Extracted data entries

▽

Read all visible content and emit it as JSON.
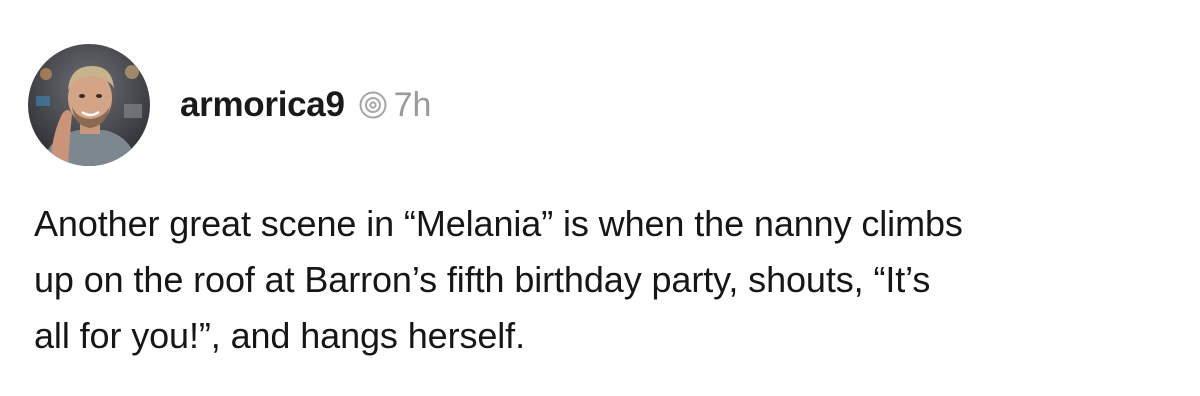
{
  "post": {
    "username": "armorica9",
    "time_ago": "7h",
    "avatar_icon": "user-avatar-photo",
    "threads_icon": "threads-icon",
    "text_lines": [
      "Another great scene in “Melania” is when the nanny climbs",
      "up on the roof at Barron’s fifth birthday party, shouts, “It’s",
      "all for you!”, and hangs herself."
    ]
  }
}
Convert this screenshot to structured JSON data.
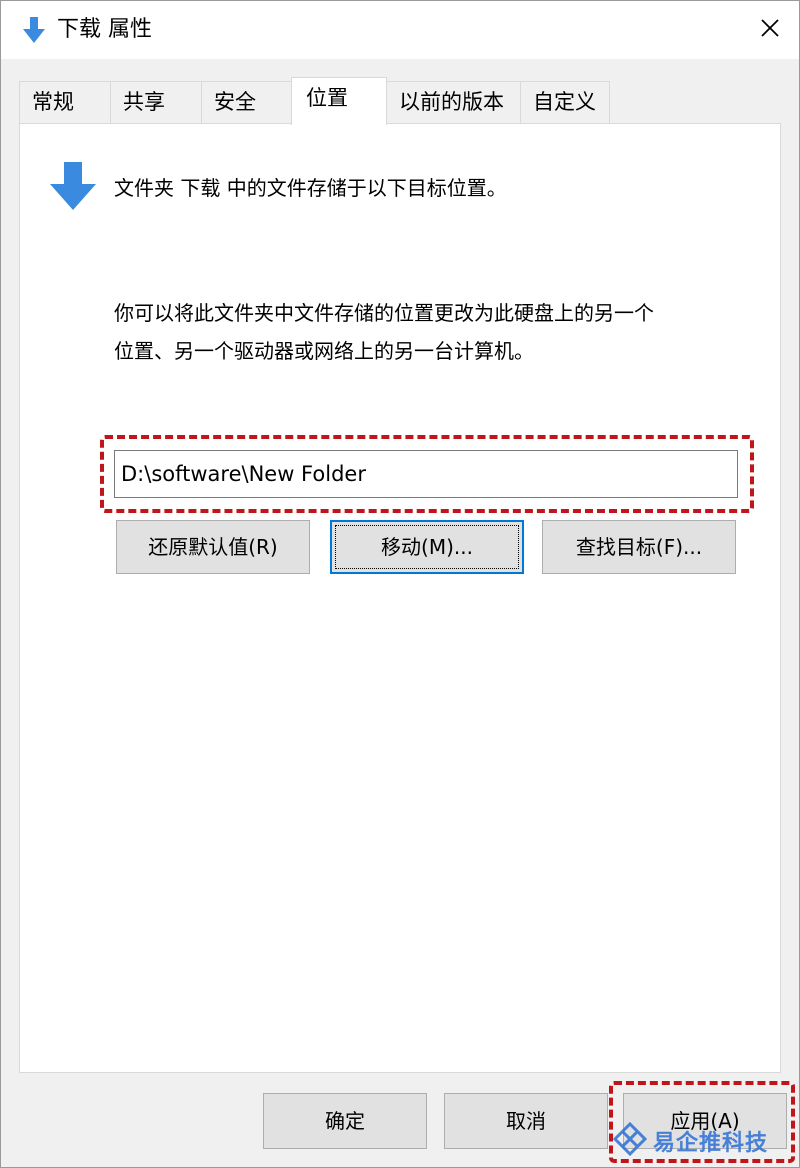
{
  "window": {
    "title": "下载 属性",
    "title_icon": "download-arrow-icon",
    "close_icon": "close-icon",
    "accent_color": "#0078d7",
    "arrow_color": "#3a8be0"
  },
  "tabs": [
    {
      "label": "常规",
      "active": false
    },
    {
      "label": "共享",
      "active": false
    },
    {
      "label": "安全",
      "active": false
    },
    {
      "label": "位置",
      "active": true
    },
    {
      "label": "以前的版本",
      "active": false
    },
    {
      "label": "自定义",
      "active": false
    }
  ],
  "location": {
    "description": "文件夹 下载 中的文件存储于以下目标位置。",
    "paragraph_line1": "你可以将此文件夹中文件存储的位置更改为此硬盘上的另一个",
    "paragraph_line2": "位置、另一个驱动器或网络上的另一台计算机。",
    "path_value": "D:\\software\\New Folder",
    "restore_label": "还原默认值(R)",
    "move_label": "移动(M)...",
    "find_label": "查找目标(F)..."
  },
  "footer": {
    "ok_label": "确定",
    "cancel_label": "取消",
    "apply_label": "应用(A)"
  },
  "annotations": {
    "highlight_color": "#c0161b"
  },
  "watermark": {
    "text": "易企推科技",
    "icon": "diamond-logo-icon",
    "color": "#2b6fd6"
  }
}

△

• Given task:
Copy out the data above exactly, except the pictures.

• Answer to this task:
Read all visible content and emit it as JSON.
{
  "post": {
    "username": "armorica9",
    "time_ago": "7h",
    "avatar_icon": "user-avatar-photo",
    "threads_icon": "threads-icon",
    "text_lines": [
      "Another great scene in “Melania” is when the nanny climbs",
      "up on the roof at Barron’s fifth birthday party, shouts, “It’s",
      "all for you!”, and hangs herself."
    ]
  }
}
Convert this screenshot to structured JSON data.
{
  "window": {
    "title": "下载 属性",
    "title_icon": "download-arrow-icon",
    "close_icon": "close-icon",
    "accent_color": "#0078d7",
    "arrow_color": "#3a8be0"
  },
  "tabs": [
    {
      "label": "常规",
      "active": false
    },
    {
      "label": "共享",
      "active": false
    },
    {
      "label": "安全",
      "active": false
    },
    {
      "label": "位置",
      "active": true
    },
    {
      "label": "以前的版本",
      "active": false
    },
    {
      "label": "自定义",
      "active": false
    }
  ],
  "location": {
    "description": "文件夹 下载 中的文件存储于以下目标位置。",
    "paragraph_line1": "你可以将此文件夹中文件存储的位置更改为此硬盘上的另一个",
    "paragraph_line2": "位置、另一个驱动器或网络上的另一台计算机。",
    "path_value": "D:\\software\\New Folder",
    "restore_label": "还原默认值(R)",
    "move_label": "移动(M)...",
    "find_label": "查找目标(F)..."
  },
  "footer": {
    "ok_label": "确定",
    "cancel_label": "取消",
    "apply_label": "应用(A)"
  },
  "annotations": {
    "highlight_color": "#c0161b"
  },
  "watermark": {
    "text": "易企推科技",
    "icon": "diamond-logo-icon",
    "color": "#2b6fd6"
  }
}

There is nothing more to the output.